BEGIN

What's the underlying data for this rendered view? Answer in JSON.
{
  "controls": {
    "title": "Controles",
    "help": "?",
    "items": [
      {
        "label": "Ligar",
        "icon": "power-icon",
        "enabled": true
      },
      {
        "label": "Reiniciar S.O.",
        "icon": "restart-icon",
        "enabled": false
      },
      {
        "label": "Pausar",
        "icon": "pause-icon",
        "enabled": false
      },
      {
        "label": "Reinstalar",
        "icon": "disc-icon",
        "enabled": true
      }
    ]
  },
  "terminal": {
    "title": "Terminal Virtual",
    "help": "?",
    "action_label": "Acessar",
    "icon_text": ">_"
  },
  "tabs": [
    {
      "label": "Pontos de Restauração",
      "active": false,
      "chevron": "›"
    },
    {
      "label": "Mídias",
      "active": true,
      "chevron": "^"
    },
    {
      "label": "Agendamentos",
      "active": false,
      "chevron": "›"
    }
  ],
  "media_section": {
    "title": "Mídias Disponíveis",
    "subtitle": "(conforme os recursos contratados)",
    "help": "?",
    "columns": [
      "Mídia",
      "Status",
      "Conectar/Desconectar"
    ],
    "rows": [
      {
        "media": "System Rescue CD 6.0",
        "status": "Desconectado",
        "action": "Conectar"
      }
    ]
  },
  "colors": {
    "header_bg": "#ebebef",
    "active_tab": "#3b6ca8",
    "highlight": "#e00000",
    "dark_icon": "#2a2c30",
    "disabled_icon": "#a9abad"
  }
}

END

## Written problem:
All entries shown above should be printed again exactly.

## Full answer:
What's the underlying data for this rendered view? Answer in JSON.
{
  "controls": {
    "title": "Controles",
    "help": "?",
    "items": [
      {
        "label": "Ligar",
        "icon": "power-icon",
        "enabled": true
      },
      {
        "label": "Reiniciar S.O.",
        "icon": "restart-icon",
        "enabled": false
      },
      {
        "label": "Pausar",
        "icon": "pause-icon",
        "enabled": false
      },
      {
        "label": "Reinstalar",
        "icon": "disc-icon",
        "enabled": true
      }
    ]
  },
  "terminal": {
    "title": "Terminal Virtual",
    "help": "?",
    "action_label": "Acessar",
    "icon_text": ">_"
  },
  "tabs": [
    {
      "label": "Pontos de Restauração",
      "active": false,
      "chevron": "›"
    },
    {
      "label": "Mídias",
      "active": true,
      "chevron": "^"
    },
    {
      "label": "Agendamentos",
      "active": false,
      "chevron": "›"
    }
  ],
  "media_section": {
    "title": "Mídias Disponíveis",
    "subtitle": "(conforme os recursos contratados)",
    "help": "?",
    "columns": [
      "Mídia",
      "Status",
      "Conectar/Desconectar"
    ],
    "rows": [
      {
        "media": "System Rescue CD 6.0",
        "status": "Desconectado",
        "action": "Conectar"
      }
    ]
  },
  "colors": {
    "header_bg": "#ebebef",
    "active_tab": "#3b6ca8",
    "highlight": "#e00000",
    "dark_icon": "#2a2c30",
    "disabled_icon": "#a9abad"
  }
}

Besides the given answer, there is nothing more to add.